◆ REQUIRED TASK: Extract the records below word for word and ignore the images.

◆ Dataset listings of figures:
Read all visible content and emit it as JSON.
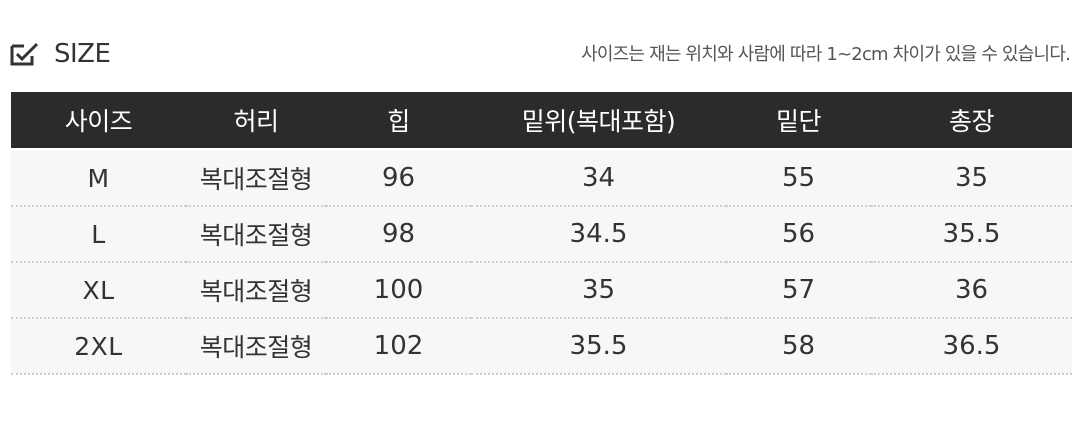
{
  "header": {
    "icon": "checkbox-edit-icon",
    "title": "SIZE",
    "note": "사이즈는 재는 위치와 사람에 따라 1~2cm 차이가 있을 수 있습니다."
  },
  "table": {
    "columns": [
      "사이즈",
      "허리",
      "힙",
      "밑위(복대포함)",
      "밑단",
      "총장"
    ],
    "rows": [
      [
        "M",
        "복대조절형",
        "96",
        "34",
        "55",
        "35"
      ],
      [
        "L",
        "복대조절형",
        "98",
        "34.5",
        "56",
        "35.5"
      ],
      [
        "XL",
        "복대조절형",
        "100",
        "35",
        "57",
        "36"
      ],
      [
        "2XL",
        "복대조절형",
        "102",
        "35.5",
        "58",
        "36.5"
      ]
    ]
  },
  "colors": {
    "header_bg": "#2b2b2b",
    "header_text": "#ffffff",
    "row_bg": "#f8f7f7",
    "divider": "#cfcfcf"
  }
}
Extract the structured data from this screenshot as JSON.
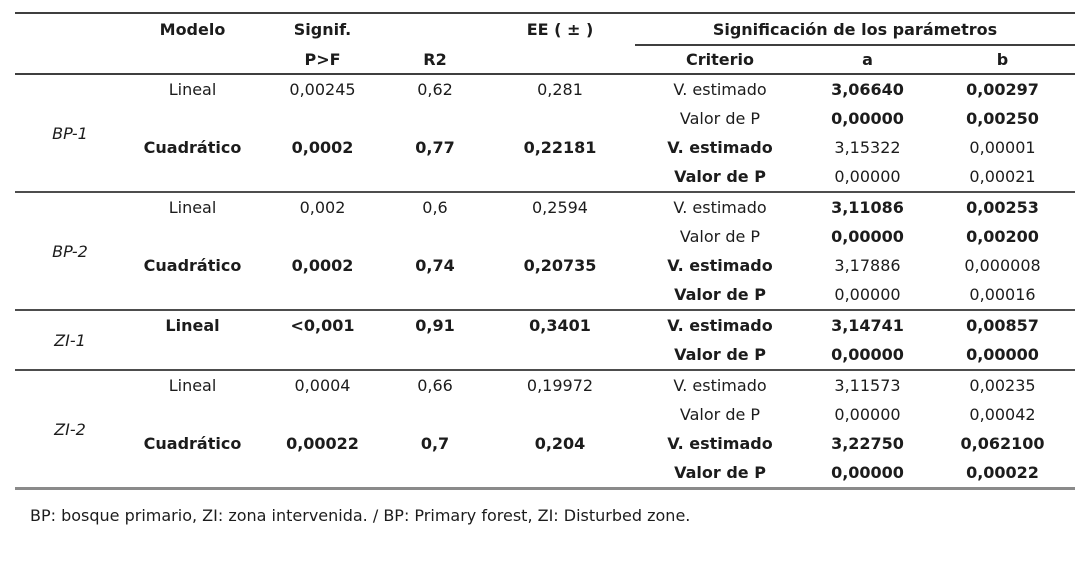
{
  "table": {
    "headers": {
      "modelo": "Modelo",
      "signif_line1": "Signif.",
      "signif_line2": "P>F",
      "r2": "R2",
      "ee": "EE ( ± )",
      "sig_params": "Significación de los parámetros",
      "criterio": "Criterio",
      "a": "a",
      "b": "b"
    },
    "groups": [
      {
        "zone": "BP-1",
        "models": [
          {
            "name": "Lineal",
            "bold": false,
            "signif": "0,00245",
            "r2": "0,62",
            "ee": "0,281",
            "rows": [
              {
                "criterio": "V. estimado",
                "crit_bold": false,
                "a": "3,06640",
                "b": "0,00297",
                "ab_bold": true
              },
              {
                "criterio": "Valor de P",
                "crit_bold": false,
                "a": "0,00000",
                "b": "0,00250",
                "ab_bold": true
              }
            ]
          },
          {
            "name": "Cuadrático",
            "bold": true,
            "signif": "0,0002",
            "r2": "0,77",
            "ee": "0,22181",
            "rows": [
              {
                "criterio": "V. estimado",
                "crit_bold": true,
                "a": "3,15322",
                "b": "0,00001",
                "ab_bold": false
              },
              {
                "criterio": "Valor de P",
                "crit_bold": true,
                "a": "0,00000",
                "b": "0,00021",
                "ab_bold": false
              }
            ]
          }
        ]
      },
      {
        "zone": "BP-2",
        "models": [
          {
            "name": "Lineal",
            "bold": false,
            "signif": "0,002",
            "r2": "0,6",
            "ee": "0,2594",
            "rows": [
              {
                "criterio": "V. estimado",
                "crit_bold": false,
                "a": "3,11086",
                "b": "0,00253",
                "ab_bold": true
              },
              {
                "criterio": "Valor de P",
                "crit_bold": false,
                "a": "0,00000",
                "b": "0,00200",
                "ab_bold": true
              }
            ]
          },
          {
            "name": "Cuadrático",
            "bold": true,
            "signif": "0,0002",
            "r2": "0,74",
            "ee": "0,20735",
            "rows": [
              {
                "criterio": "V. estimado",
                "crit_bold": true,
                "a": "3,17886",
                "b": "0,000008",
                "ab_bold": false
              },
              {
                "criterio": "Valor de P",
                "crit_bold": true,
                "a": "0,00000",
                "b": "0,00016",
                "ab_bold": false
              }
            ]
          }
        ]
      },
      {
        "zone": "ZI-1",
        "models": [
          {
            "name": "Lineal",
            "bold": true,
            "signif": "<0,001",
            "r2": "0,91",
            "ee": "0,3401",
            "rows": [
              {
                "criterio": "V. estimado",
                "crit_bold": true,
                "a": "3,14741",
                "b": "0,00857",
                "ab_bold": true
              },
              {
                "criterio": "Valor de P",
                "crit_bold": true,
                "a": "0,00000",
                "b": "0,00000",
                "ab_bold": true
              }
            ]
          }
        ]
      },
      {
        "zone": "ZI-2",
        "models": [
          {
            "name": "Lineal",
            "bold": false,
            "signif": "0,0004",
            "r2": "0,66",
            "ee": "0,19972",
            "rows": [
              {
                "criterio": "V. estimado",
                "crit_bold": false,
                "a": "3,11573",
                "b": "0,00235",
                "ab_bold": false
              },
              {
                "criterio": "Valor de P",
                "crit_bold": false,
                "a": "0,00000",
                "b": "0,00042",
                "ab_bold": false
              }
            ]
          },
          {
            "name": "Cuadrático",
            "bold": true,
            "signif": "0,00022",
            "r2": "0,7",
            "ee": "0,204",
            "rows": [
              {
                "criterio": "V. estimado",
                "crit_bold": true,
                "a": "3,22750",
                "b": "0,062100",
                "ab_bold": true
              },
              {
                "criterio": "Valor de P",
                "crit_bold": true,
                "a": "0,00000",
                "b": "0,00022",
                "ab_bold": true
              }
            ]
          }
        ]
      }
    ]
  },
  "footnote": "BP: bosque primario, ZI: zona intervenida. / BP: Primary forest, ZI: Disturbed zone."
}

◆ WORKED ANSWER:
Read all visible content and emit it as JSON.
{
  "header": {
    "icon": "checkbox-edit-icon",
    "title": "SIZE",
    "note": "사이즈는 재는 위치와 사람에 따라 1~2cm 차이가 있을 수 있습니다."
  },
  "table": {
    "columns": [
      "사이즈",
      "허리",
      "힙",
      "밑위(복대포함)",
      "밑단",
      "총장"
    ],
    "rows": [
      [
        "M",
        "복대조절형",
        "96",
        "34",
        "55",
        "35"
      ],
      [
        "L",
        "복대조절형",
        "98",
        "34.5",
        "56",
        "35.5"
      ],
      [
        "XL",
        "복대조절형",
        "100",
        "35",
        "57",
        "36"
      ],
      [
        "2XL",
        "복대조절형",
        "102",
        "35.5",
        "58",
        "36.5"
      ]
    ]
  },
  "colors": {
    "header_bg": "#2b2b2b",
    "header_text": "#ffffff",
    "row_bg": "#f8f7f7",
    "divider": "#cfcfcf"
  }
}
Extract the structured data from this screenshot as JSON.
{
  "table": {
    "headers": {
      "modelo": "Modelo",
      "signif_line1": "Signif.",
      "signif_line2": "P>F",
      "r2": "R2",
      "ee": "EE ( ± )",
      "sig_params": "Significación de los parámetros",
      "criterio": "Criterio",
      "a": "a",
      "b": "b"
    },
    "groups": [
      {
        "zone": "BP-1",
        "models": [
          {
            "name": "Lineal",
            "bold": false,
            "signif": "0,00245",
            "r2": "0,62",
            "ee": "0,281",
            "rows": [
              {
                "criterio": "V. estimado",
                "crit_bold": false,
                "a": "3,06640",
                "b": "0,00297",
                "ab_bold": true
              },
              {
                "criterio": "Valor de P",
                "crit_bold": false,
                "a": "0,00000",
                "b": "0,00250",
                "ab_bold": true
              }
            ]
          },
          {
            "name": "Cuadrático",
            "bold": true,
            "signif": "0,0002",
            "r2": "0,77",
            "ee": "0,22181",
            "rows": [
              {
                "criterio": "V. estimado",
                "crit_bold": true,
                "a": "3,15322",
                "b": "0,00001",
                "ab_bold": false
              },
              {
                "criterio": "Valor de P",
                "crit_bold": true,
                "a": "0,00000",
                "b": "0,00021",
                "ab_bold": false
              }
            ]
          }
        ]
      },
      {
        "zone": "BP-2",
        "models": [
          {
            "name": "Lineal",
            "bold": false,
            "signif": "0,002",
            "r2": "0,6",
            "ee": "0,2594",
            "rows": [
              {
                "criterio": "V. estimado",
                "crit_bold": false,
                "a": "3,11086",
                "b": "0,00253",
                "ab_bold": true
              },
              {
                "criterio": "Valor de P",
                "crit_bold": false,
                "a": "0,00000",
                "b": "0,00200",
                "ab_bold": true
              }
            ]
          },
          {
            "name": "Cuadrático",
            "bold": true,
            "signif": "0,0002",
            "r2": "0,74",
            "ee": "0,20735",
            "rows": [
              {
                "criterio": "V. estimado",
                "crit_bold": true,
                "a": "3,17886",
                "b": "0,000008",
                "ab_bold": false
              },
              {
                "criterio": "Valor de P",
                "crit_bold": true,
                "a": "0,00000",
                "b": "0,00016",
                "ab_bold": false
              }
            ]
          }
        ]
      },
      {
        "zone": "ZI-1",
        "models": [
          {
            "name": "Lineal",
            "bold": true,
            "signif": "<0,001",
            "r2": "0,91",
            "ee": "0,3401",
            "rows": [
              {
                "criterio": "V. estimado",
                "crit_bold": true,
                "a": "3,14741",
                "b": "0,00857",
                "ab_bold": true
              },
              {
                "criterio": "Valor de P",
                "crit_bold": true,
                "a": "0,00000",
                "b": "0,00000",
                "ab_bold": true
              }
            ]
          }
        ]
      },
      {
        "zone": "ZI-2",
        "models": [
          {
            "name": "Lineal",
            "bold": false,
            "signif": "0,0004",
            "r2": "0,66",
            "ee": "0,19972",
            "rows": [
              {
                "criterio": "V. estimado",
                "crit_bold": false,
                "a": "3,11573",
                "b": "0,00235",
                "ab_bold": false
              },
              {
                "criterio": "Valor de P",
                "crit_bold": false,
                "a": "0,00000",
                "b": "0,00042",
                "ab_bold": false
              }
            ]
          },
          {
            "name": "Cuadrático",
            "bold": true,
            "signif": "0,00022",
            "r2": "0,7",
            "ee": "0,204",
            "rows": [
              {
                "criterio": "V. estimado",
                "crit_bold": true,
                "a": "3,22750",
                "b": "0,062100",
                "ab_bold": true
              },
              {
                "criterio": "Valor de P",
                "crit_bold": true,
                "a": "0,00000",
                "b": "0,00022",
                "ab_bold": true
              }
            ]
          }
        ]
      }
    ]
  },
  "footnote": "BP: bosque primario, ZI: zona intervenida. / BP: Primary forest, ZI: Disturbed zone."
}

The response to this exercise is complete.